⟨

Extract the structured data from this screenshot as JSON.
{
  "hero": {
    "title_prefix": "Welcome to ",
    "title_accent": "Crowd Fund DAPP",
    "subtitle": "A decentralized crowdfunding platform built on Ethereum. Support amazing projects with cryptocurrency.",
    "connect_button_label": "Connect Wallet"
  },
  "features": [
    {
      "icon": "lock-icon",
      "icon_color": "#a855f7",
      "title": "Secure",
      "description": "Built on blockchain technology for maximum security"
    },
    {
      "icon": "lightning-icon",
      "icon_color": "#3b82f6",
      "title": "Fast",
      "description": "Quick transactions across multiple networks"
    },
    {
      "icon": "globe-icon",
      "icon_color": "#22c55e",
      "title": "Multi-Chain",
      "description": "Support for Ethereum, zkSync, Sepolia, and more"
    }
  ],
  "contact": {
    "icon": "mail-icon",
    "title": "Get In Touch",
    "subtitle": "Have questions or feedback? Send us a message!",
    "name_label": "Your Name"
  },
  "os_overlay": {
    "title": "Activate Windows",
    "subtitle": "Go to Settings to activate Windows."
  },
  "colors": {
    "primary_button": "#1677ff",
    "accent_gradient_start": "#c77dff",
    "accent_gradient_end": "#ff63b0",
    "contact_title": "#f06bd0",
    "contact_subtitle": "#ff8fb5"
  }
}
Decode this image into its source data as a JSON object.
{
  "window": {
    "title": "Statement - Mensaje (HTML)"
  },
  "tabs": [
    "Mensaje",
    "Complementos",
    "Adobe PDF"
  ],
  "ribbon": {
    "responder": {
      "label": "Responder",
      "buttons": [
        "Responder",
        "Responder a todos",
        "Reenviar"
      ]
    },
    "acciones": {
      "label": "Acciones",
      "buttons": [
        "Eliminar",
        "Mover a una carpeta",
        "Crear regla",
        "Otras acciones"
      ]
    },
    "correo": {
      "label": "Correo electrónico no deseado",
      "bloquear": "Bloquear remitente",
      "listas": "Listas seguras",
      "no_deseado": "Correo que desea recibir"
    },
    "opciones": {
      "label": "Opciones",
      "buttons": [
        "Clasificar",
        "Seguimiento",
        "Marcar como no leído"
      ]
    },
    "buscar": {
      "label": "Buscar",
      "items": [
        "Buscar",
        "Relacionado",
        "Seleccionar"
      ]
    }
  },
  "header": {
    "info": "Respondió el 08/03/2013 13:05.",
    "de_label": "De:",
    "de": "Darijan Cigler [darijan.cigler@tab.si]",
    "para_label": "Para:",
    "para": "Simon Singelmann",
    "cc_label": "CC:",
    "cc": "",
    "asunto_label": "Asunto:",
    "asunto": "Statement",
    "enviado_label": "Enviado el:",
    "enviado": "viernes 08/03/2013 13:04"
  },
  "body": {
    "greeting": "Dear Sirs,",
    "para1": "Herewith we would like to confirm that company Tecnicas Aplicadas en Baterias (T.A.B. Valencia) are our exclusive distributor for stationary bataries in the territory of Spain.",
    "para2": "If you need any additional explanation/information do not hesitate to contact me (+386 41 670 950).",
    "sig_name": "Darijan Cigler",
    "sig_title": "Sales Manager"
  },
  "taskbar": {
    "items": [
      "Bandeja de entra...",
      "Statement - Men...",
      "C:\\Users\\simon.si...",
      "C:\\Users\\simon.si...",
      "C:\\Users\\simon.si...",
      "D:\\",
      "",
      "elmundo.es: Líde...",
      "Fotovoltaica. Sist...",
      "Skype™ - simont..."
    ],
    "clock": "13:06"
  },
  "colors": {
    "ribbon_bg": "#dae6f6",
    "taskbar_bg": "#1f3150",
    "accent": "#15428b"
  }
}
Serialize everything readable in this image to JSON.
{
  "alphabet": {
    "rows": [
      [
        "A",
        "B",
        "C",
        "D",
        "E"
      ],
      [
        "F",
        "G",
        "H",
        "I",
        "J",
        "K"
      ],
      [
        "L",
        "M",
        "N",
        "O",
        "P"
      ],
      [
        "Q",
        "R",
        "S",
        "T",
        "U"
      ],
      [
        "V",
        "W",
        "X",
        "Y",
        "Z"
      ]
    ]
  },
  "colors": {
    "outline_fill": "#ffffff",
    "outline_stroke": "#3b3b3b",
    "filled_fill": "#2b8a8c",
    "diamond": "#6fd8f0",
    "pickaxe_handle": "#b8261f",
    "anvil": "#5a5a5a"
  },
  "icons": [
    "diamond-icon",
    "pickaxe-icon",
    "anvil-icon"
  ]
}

⟩

• _Aim_
Begin with the line that contains "Serialize everything readable" and quote each line after it exactly, stopping after the last line of the data.

• _Expected answer_
Serialize everything readable in this image to JSON.
{
  "alphabet": {
    "rows": [
      [
        "A",
        "B",
        "C",
        "D",
        "E"
      ],
      [
        "F",
        "G",
        "H",
        "I",
        "J",
        "K"
      ],
      [
        "L",
        "M",
        "N",
        "O",
        "P"
      ],
      [
        "Q",
        "R",
        "S",
        "T",
        "U"
      ],
      [
        "V",
        "W",
        "X",
        "Y",
        "Z"
      ]
    ]
  },
  "colors": {
    "outline_fill": "#ffffff",
    "outline_stroke": "#3b3b3b",
    "filled_fill": "#2b8a8c",
    "diamond": "#6fd8f0",
    "pickaxe_handle": "#b8261f",
    "anvil": "#5a5a5a"
  },
  "icons": [
    "diamond-icon",
    "pickaxe-icon",
    "anvil-icon"
  ]
}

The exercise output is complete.